INPUT FOR THIS TASK
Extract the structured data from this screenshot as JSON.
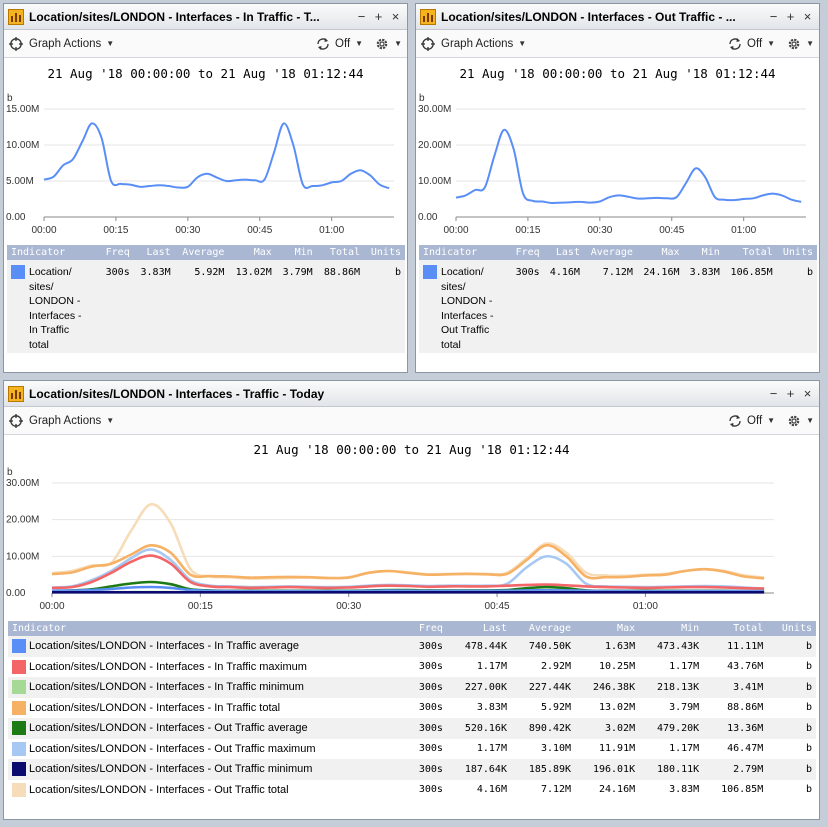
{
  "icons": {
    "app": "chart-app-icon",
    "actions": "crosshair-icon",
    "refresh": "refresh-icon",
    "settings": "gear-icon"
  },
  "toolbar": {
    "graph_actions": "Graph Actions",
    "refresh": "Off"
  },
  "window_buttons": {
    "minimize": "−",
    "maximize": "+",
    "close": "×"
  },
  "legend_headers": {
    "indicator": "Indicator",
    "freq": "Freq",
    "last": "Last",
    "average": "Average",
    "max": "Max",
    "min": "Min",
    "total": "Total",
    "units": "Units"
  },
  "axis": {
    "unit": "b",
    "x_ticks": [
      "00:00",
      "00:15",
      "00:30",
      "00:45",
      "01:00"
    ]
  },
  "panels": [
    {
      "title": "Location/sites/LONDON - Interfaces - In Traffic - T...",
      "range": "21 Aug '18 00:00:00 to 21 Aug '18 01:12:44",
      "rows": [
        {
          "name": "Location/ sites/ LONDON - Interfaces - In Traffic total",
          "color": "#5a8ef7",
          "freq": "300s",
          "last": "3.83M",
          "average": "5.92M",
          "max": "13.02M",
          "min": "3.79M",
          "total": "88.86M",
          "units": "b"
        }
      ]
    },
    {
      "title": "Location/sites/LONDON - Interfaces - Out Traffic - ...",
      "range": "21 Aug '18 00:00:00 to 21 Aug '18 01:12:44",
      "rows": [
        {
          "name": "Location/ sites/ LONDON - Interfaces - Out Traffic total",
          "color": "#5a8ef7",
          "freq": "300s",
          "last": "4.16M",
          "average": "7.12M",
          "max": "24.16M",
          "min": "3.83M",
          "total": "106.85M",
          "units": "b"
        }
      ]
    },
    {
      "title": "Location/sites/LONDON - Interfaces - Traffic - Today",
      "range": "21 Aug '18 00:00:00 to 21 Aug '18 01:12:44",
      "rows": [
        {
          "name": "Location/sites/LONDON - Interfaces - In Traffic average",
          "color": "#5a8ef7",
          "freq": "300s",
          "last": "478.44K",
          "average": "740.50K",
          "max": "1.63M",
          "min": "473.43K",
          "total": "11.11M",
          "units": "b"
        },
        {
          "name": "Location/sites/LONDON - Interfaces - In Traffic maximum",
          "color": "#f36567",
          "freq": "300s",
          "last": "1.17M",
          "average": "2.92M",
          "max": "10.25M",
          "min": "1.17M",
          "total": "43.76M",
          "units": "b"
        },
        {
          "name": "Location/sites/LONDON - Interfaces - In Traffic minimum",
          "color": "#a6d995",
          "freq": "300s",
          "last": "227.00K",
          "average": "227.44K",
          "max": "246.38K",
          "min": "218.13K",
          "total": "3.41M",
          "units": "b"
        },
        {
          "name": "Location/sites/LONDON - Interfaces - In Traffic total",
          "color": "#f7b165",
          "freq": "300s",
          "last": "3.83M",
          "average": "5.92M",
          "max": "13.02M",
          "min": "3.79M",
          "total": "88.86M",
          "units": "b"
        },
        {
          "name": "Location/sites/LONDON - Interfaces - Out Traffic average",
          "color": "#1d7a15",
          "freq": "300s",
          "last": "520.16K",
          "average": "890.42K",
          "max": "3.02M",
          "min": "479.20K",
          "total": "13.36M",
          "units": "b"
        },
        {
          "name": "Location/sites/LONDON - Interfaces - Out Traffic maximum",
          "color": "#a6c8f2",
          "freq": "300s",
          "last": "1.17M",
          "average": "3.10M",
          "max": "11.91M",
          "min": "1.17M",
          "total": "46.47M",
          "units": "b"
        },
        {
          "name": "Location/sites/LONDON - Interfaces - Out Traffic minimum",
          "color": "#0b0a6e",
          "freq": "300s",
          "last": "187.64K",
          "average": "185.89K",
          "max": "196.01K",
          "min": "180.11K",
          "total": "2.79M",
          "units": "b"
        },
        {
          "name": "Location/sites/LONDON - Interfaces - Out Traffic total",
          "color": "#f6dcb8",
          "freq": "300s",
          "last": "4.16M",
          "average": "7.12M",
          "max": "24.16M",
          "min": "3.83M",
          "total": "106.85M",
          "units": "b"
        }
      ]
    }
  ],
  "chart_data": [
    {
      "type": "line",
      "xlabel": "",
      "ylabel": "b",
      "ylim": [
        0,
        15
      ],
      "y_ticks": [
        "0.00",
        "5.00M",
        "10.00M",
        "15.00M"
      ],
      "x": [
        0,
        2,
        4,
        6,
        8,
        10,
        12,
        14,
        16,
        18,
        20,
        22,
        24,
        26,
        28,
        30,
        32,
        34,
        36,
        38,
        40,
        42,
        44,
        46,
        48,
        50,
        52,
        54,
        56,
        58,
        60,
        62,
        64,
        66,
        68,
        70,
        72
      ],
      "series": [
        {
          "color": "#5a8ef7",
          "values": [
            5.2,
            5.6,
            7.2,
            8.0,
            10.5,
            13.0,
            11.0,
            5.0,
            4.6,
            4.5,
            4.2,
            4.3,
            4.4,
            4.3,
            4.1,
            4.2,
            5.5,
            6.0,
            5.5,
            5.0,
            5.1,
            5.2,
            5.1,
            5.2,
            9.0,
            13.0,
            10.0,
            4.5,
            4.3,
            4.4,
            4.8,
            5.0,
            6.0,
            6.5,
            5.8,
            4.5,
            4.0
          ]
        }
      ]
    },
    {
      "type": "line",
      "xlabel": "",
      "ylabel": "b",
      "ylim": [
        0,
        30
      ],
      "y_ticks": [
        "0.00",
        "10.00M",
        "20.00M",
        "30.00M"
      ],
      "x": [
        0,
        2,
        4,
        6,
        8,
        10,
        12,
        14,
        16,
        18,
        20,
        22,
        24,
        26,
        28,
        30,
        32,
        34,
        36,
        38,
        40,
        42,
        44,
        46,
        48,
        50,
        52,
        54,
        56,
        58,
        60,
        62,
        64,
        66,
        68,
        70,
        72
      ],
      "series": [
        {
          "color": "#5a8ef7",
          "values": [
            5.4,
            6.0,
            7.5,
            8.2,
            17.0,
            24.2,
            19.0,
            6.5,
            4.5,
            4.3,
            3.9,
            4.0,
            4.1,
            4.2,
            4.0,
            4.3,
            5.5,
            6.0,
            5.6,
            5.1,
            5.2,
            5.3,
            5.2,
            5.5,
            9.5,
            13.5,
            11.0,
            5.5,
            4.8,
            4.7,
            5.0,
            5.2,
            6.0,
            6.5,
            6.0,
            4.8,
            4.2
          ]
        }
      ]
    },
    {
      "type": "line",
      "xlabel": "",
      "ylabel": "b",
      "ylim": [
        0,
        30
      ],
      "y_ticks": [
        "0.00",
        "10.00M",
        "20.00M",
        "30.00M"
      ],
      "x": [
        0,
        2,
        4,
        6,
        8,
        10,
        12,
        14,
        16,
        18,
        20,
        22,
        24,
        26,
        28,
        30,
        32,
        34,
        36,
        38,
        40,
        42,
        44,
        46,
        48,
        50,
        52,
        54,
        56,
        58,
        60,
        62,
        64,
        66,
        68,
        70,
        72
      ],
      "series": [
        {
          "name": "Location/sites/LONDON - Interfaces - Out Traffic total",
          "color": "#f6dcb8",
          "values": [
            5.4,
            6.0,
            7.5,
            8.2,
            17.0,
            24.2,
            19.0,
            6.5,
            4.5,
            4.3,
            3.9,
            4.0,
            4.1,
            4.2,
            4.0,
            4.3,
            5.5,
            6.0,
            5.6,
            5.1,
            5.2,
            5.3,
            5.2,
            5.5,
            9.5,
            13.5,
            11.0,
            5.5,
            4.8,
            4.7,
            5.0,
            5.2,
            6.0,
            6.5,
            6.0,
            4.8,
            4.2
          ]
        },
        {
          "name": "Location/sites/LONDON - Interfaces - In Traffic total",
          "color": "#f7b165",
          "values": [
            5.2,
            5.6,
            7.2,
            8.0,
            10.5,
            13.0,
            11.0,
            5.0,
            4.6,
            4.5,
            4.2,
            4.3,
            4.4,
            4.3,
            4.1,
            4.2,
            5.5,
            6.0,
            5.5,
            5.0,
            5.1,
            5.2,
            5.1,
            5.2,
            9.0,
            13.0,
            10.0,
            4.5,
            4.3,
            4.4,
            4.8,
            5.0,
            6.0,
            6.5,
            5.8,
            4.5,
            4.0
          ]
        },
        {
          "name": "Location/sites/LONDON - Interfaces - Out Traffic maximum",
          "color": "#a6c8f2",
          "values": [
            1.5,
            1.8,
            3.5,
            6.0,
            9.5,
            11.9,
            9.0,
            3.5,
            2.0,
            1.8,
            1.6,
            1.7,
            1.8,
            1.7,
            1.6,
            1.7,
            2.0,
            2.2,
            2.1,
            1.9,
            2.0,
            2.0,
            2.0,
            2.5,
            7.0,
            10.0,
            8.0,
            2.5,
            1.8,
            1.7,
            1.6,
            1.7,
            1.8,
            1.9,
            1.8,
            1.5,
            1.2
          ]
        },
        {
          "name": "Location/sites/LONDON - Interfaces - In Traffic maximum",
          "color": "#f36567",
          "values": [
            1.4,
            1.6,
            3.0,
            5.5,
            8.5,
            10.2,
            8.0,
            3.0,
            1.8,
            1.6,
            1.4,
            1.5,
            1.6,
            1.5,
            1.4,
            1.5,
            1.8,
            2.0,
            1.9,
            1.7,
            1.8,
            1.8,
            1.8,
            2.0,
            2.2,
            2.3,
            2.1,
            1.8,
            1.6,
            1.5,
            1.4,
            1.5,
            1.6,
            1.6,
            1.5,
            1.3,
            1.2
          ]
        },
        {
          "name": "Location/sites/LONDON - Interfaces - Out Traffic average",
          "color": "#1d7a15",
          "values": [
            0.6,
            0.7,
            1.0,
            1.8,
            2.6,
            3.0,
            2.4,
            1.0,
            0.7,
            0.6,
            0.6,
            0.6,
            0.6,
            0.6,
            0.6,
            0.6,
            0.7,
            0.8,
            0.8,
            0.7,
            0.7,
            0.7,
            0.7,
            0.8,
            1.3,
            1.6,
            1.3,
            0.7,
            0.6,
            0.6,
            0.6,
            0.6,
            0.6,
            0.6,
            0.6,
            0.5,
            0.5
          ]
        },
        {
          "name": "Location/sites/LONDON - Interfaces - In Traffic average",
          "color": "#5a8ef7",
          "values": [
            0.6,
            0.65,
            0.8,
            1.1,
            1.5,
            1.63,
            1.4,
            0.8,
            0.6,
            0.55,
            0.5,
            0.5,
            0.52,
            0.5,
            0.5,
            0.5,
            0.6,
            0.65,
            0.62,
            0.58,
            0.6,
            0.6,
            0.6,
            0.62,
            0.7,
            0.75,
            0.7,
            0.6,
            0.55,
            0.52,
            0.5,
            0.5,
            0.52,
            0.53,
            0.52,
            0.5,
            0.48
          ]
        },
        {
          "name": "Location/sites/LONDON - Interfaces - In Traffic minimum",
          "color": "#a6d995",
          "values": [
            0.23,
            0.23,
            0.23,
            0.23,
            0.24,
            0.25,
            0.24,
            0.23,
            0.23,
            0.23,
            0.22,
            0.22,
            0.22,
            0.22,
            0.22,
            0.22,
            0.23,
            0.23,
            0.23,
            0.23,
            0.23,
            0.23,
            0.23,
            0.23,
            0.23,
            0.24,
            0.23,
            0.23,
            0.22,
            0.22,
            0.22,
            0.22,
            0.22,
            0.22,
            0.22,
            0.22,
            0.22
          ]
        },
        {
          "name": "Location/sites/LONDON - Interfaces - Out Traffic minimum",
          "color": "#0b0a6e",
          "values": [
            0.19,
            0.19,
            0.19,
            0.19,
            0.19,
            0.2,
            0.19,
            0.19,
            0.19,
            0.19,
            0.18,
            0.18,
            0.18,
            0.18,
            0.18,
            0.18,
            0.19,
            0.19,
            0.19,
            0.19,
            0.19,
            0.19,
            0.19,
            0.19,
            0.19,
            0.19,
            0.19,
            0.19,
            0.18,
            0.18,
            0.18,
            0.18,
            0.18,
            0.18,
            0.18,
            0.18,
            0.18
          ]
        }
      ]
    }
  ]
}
==
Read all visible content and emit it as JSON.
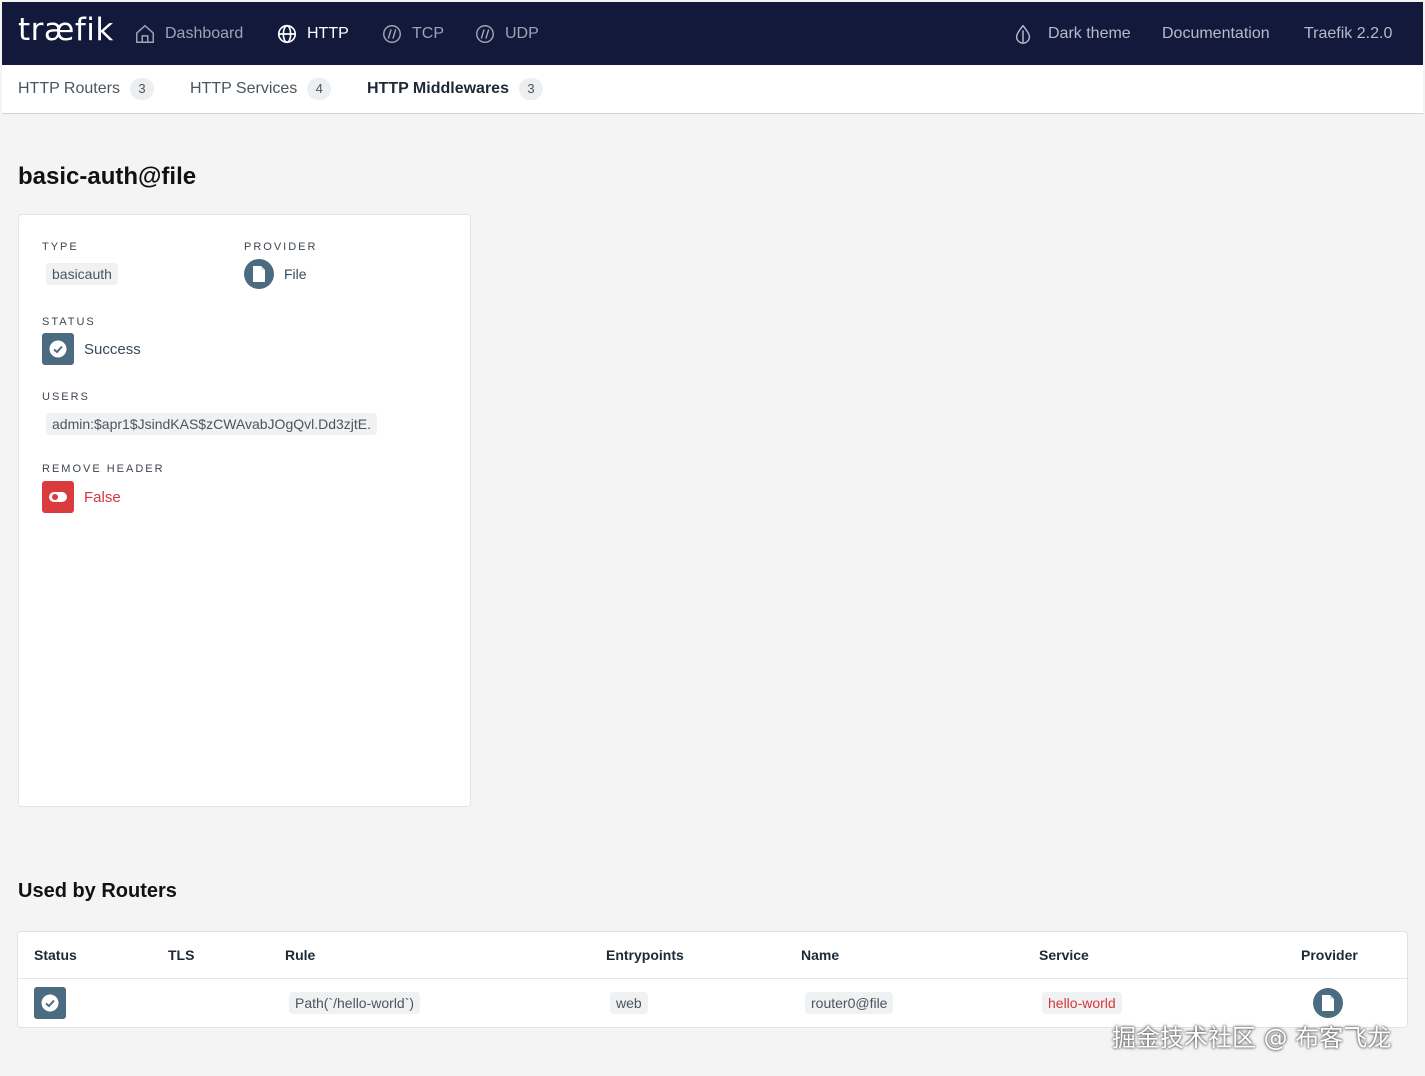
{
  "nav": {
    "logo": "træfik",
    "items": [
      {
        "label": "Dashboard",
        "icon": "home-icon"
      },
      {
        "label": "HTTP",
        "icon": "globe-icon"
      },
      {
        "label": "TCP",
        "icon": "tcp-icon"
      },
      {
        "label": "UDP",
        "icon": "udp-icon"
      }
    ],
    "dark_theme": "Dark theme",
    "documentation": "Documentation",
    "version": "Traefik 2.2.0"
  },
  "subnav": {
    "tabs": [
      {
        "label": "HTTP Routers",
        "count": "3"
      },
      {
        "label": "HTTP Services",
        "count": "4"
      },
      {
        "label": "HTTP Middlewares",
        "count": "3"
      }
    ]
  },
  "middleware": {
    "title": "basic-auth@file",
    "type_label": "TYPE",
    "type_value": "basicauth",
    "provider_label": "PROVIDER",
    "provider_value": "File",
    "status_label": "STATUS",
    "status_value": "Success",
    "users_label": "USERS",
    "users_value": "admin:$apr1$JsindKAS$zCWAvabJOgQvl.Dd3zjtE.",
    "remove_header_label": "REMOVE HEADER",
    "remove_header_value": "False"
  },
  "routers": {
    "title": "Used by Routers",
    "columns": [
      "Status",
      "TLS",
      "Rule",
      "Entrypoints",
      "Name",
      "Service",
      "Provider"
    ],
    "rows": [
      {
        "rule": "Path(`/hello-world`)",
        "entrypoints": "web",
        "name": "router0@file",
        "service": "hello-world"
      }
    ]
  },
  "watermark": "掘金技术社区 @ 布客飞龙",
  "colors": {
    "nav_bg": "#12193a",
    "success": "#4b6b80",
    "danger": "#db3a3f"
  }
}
==
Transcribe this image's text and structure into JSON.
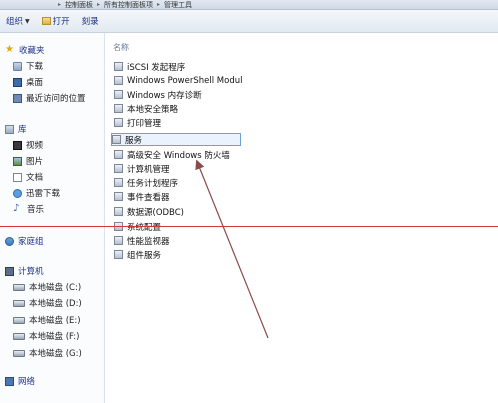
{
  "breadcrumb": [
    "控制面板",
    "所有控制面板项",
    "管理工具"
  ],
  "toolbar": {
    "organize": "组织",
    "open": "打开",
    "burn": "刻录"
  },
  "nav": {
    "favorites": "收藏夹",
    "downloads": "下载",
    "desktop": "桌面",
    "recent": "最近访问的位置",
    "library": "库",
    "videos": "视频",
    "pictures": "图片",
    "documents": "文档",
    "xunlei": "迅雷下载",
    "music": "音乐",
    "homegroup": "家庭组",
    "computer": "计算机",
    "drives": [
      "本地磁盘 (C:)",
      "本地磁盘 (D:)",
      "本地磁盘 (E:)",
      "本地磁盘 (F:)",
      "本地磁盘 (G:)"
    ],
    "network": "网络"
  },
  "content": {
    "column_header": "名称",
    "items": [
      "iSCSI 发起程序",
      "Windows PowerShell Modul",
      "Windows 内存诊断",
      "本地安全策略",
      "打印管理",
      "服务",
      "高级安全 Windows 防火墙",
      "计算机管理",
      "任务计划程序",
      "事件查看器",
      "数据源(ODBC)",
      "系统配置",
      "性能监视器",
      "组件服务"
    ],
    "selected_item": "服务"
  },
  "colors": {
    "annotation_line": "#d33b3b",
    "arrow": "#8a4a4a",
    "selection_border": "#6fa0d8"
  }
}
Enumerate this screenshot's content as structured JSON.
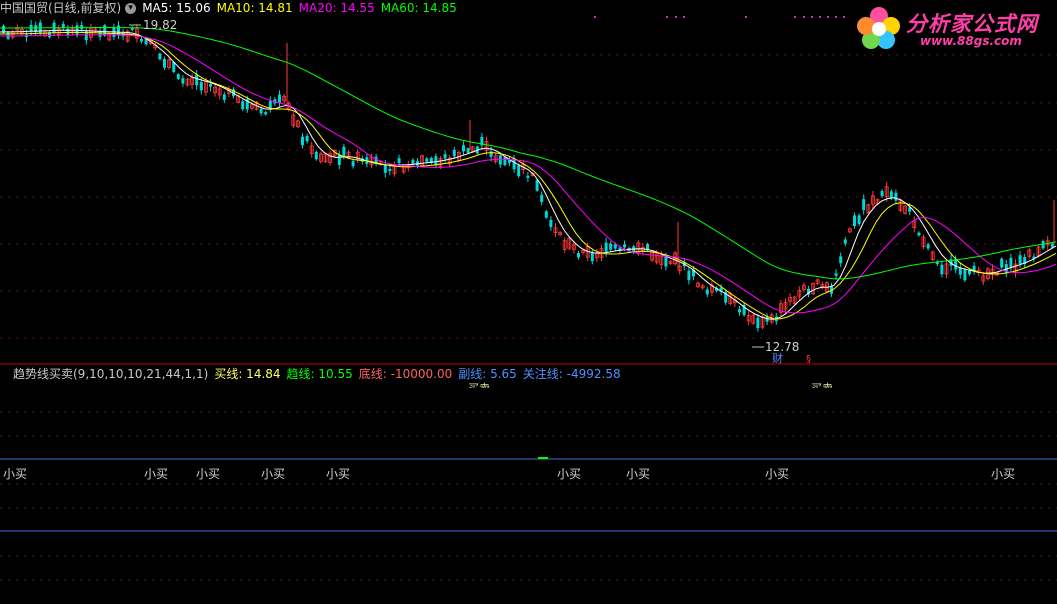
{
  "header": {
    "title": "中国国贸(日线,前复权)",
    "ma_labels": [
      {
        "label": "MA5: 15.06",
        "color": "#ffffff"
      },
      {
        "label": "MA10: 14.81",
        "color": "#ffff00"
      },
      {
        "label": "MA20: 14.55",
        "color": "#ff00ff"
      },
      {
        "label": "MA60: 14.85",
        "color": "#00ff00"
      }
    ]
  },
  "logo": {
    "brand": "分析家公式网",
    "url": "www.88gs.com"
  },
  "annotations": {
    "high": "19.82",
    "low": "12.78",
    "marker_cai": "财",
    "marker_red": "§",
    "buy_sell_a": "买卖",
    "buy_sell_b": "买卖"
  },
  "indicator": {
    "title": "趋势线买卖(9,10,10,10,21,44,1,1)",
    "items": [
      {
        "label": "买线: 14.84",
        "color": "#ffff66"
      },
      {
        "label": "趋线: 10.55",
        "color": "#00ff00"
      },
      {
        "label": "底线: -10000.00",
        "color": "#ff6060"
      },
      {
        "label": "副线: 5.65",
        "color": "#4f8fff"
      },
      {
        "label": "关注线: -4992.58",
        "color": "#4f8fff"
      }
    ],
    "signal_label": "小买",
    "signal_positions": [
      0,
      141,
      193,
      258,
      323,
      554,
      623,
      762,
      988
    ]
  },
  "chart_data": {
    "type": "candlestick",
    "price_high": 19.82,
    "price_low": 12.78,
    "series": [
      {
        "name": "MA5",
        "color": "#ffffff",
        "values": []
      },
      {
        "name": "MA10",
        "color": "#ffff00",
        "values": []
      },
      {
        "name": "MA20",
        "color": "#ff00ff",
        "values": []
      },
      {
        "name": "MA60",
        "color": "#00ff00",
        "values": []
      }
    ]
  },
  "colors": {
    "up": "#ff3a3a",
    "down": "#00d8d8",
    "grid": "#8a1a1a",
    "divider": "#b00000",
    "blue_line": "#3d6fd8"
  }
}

WHAT IS REQUIRED
Give the number of lines containing the word "HTTP". No other answer is needed.

SOLUTION TO THE EXERCISE
4